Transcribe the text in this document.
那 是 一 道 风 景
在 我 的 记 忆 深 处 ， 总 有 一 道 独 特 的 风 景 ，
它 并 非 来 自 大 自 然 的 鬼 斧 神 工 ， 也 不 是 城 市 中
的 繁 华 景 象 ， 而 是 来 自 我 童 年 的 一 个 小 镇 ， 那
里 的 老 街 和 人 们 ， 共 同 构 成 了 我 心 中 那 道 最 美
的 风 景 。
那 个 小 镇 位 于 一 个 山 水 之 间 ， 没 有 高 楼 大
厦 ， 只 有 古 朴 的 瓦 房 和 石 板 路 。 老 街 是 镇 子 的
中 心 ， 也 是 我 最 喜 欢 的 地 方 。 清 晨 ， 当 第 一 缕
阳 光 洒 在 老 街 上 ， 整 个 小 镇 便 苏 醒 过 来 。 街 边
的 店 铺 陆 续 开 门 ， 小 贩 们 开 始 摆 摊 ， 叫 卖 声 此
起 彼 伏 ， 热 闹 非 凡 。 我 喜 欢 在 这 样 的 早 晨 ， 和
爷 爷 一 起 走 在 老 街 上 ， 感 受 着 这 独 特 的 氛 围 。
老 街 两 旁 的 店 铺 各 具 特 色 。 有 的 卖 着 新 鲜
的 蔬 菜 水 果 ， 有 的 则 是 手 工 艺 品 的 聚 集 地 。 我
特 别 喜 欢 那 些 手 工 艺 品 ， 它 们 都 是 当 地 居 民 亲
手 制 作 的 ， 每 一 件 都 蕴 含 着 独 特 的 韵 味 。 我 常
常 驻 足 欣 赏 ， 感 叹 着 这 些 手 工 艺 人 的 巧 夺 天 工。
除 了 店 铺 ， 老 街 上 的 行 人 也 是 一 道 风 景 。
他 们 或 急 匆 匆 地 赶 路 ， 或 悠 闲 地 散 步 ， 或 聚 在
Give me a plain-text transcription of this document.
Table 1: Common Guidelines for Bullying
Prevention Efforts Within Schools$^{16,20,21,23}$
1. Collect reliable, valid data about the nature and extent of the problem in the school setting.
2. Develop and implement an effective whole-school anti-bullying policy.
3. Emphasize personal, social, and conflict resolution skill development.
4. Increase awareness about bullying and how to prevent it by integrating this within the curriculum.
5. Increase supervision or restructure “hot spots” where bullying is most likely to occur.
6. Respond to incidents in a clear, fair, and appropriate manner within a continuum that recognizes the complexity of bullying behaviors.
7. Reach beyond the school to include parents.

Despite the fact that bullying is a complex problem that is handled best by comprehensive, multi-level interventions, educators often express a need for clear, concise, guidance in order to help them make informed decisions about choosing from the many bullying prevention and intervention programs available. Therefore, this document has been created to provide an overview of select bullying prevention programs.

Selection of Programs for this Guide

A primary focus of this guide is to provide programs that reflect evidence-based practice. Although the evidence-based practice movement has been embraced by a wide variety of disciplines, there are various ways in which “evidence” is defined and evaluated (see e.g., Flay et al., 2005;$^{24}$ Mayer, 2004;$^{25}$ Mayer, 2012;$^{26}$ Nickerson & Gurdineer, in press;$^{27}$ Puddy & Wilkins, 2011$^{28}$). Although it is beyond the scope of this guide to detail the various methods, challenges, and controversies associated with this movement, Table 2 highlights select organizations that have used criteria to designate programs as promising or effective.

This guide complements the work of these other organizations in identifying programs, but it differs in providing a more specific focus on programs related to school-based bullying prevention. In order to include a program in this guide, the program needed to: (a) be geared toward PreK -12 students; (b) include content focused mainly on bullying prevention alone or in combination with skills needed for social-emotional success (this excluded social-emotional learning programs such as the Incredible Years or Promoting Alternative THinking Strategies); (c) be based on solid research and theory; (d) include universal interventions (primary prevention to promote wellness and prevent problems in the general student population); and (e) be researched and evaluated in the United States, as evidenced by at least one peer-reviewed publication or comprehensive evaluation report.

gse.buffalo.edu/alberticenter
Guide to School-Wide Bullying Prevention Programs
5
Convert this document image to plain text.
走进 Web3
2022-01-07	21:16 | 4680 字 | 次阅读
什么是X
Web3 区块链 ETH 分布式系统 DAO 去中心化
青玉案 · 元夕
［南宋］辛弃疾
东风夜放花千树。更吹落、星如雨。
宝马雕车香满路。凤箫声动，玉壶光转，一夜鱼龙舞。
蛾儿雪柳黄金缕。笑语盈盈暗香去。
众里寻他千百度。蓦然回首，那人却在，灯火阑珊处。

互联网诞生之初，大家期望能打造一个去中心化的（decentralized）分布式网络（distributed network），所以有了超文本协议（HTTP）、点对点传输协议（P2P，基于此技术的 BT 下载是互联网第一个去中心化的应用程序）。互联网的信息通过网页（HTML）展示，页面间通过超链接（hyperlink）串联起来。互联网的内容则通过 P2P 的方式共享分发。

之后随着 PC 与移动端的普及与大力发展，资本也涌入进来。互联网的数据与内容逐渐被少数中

> [Task to carry out]
The data above must be returned in full, exactly as written.

> [Solution to this problem]
Transcribe the text in this document.
那 是 一 道 风 景
在 我 的 记 忆 深 处 ， 总 有 一 道 独 特 的 风 景 ，
它 并 非 来 自 大 自 然 的 鬼 斧 神 工 ， 也 不 是 城 市 中
的 繁 华 景 象 ， 而 是 来 自 我 童 年 的 一 个 小 镇 ， 那
里 的 老 街 和 人 们 ， 共 同 构 成 了 我 心 中 那 道 最 美
的 风 景 。
那 个 小 镇 位 于 一 个 山 水 之 间 ， 没 有 高 楼 大
厦 ， 只 有 古 朴 的 瓦 房 和 石 板 路 。 老 街 是 镇 子 的
中 心 ， 也 是 我 最 喜 欢 的 地 方 。 清 晨 ， 当 第 一 缕
阳 光 洒 在 老 街 上 ， 整 个 小 镇 便 苏 醒 过 来 。 街 边
的 店 铺 陆 续 开 门 ， 小 贩 们 开 始 摆 摊 ， 叫 卖 声 此
起 彼 伏 ， 热 闹 非 凡 。 我 喜 欢 在 这 样 的 早 晨 ， 和
爷 爷 一 起 走 在 老 街 上 ， 感 受 着 这 独 特 的 氛 围 。
老 街 两 旁 的 店 铺 各 具 特 色 。 有 的 卖 着 新 鲜
的 蔬 菜 水 果 ， 有 的 则 是 手 工 艺 品 的 聚 集 地 。 我
特 别 喜 欢 那 些 手 工 艺 品 ， 它 们 都 是 当 地 居 民 亲
手 制 作 的 ， 每 一 件 都 蕴 含 着 独 特 的 韵 味 。 我 常
常 驻 足 欣 赏 ， 感 叹 着 这 些 手 工 艺 人 的 巧 夺 天 工。
除 了 店 铺 ， 老 街 上 的 行 人 也 是 一 道 风 景 。
他 们 或 急 匆 匆 地 赶 路 ， 或 悠 闲 地 散 步 ， 或 聚 在
Give me a plain-text transcription of this document.
Table 1: Common Guidelines for Bullying
Prevention Efforts Within Schools$^{16,20,21,23}$
1. Collect reliable, valid data about the nature and extent of the problem in the school setting.
2. Develop and implement an effective whole-school anti-bullying policy.
3. Emphasize personal, social, and conflict resolution skill development.
4. Increase awareness about bullying and how to prevent it by integrating this within the curriculum.
5. Increase supervision or restructure “hot spots” where bullying is most likely to occur.
6. Respond to incidents in a clear, fair, and appropriate manner within a continuum that recognizes the complexity of bullying behaviors.
7. Reach beyond the school to include parents.

Despite the fact that bullying is a complex problem that is handled best by comprehensive, multi-level interventions, educators often express a need for clear, concise, guidance in order to help them make informed decisions about choosing from the many bullying prevention and intervention programs available. Therefore, this document has been created to provide an overview of select bullying prevention programs.

Selection of Programs for this Guide

A primary focus of this guide is to provide programs that reflect evidence-based practice. Although the evidence-based practice movement has been embraced by a wide variety of disciplines, there are various ways in which “evidence” is defined and evaluated (see e.g., Flay et al., 2005;$^{24}$ Mayer, 2004;$^{25}$ Mayer, 2012;$^{26}$ Nickerson & Gurdineer, in press;$^{27}$ Puddy & Wilkins, 2011$^{28}$). Although it is beyond the scope of this guide to detail the various methods, challenges, and controversies associated with this movement, Table 2 highlights select organizations that have used criteria to designate programs as promising or effective.

This guide complements the work of these other organizations in identifying programs, but it differs in providing a more specific focus on programs related to school-based bullying prevention. In order to include a program in this guide, the program needed to: (a) be geared toward PreK -12 students; (b) include content focused mainly on bullying prevention alone or in combination with skills needed for social-emotional success (this excluded social-emotional learning programs such as the Incredible Years or Promoting Alternative THinking Strategies); (c) be based on solid research and theory; (d) include universal interventions (primary prevention to promote wellness and prevent problems in the general student population); and (e) be researched and evaluated in the United States, as evidenced by at least one peer-reviewed publication or comprehensive evaluation report.

gse.buffalo.edu/alberticenter
Guide to School-Wide Bullying Prevention Programs
5
Convert this document image to plain text.
走进 Web3
2022-01-07	21:16 | 4680 字 | 次阅读
什么是X
Web3 区块链 ETH 分布式系统 DAO 去中心化
青玉案 · 元夕
［南宋］辛弃疾
东风夜放花千树。更吹落、星如雨。
宝马雕车香满路。凤箫声动，玉壶光转，一夜鱼龙舞。
蛾儿雪柳黄金缕。笑语盈盈暗香去。
众里寻他千百度。蓦然回首，那人却在，灯火阑珊处。

互联网诞生之初，大家期望能打造一个去中心化的（decentralized）分布式网络（distributed network），所以有了超文本协议（HTTP）、点对点传输协议（P2P，基于此技术的 BT 下载是互联网第一个去中心化的应用程序）。互联网的信息通过网页（HTML）展示，页面间通过超链接（hyperlink）串联起来。互联网的内容则通过 P2P 的方式共享分发。

之后随着 PC 与移动端的普及与大力发展，资本也涌入进来。互联网的数据与内容逐渐被少数中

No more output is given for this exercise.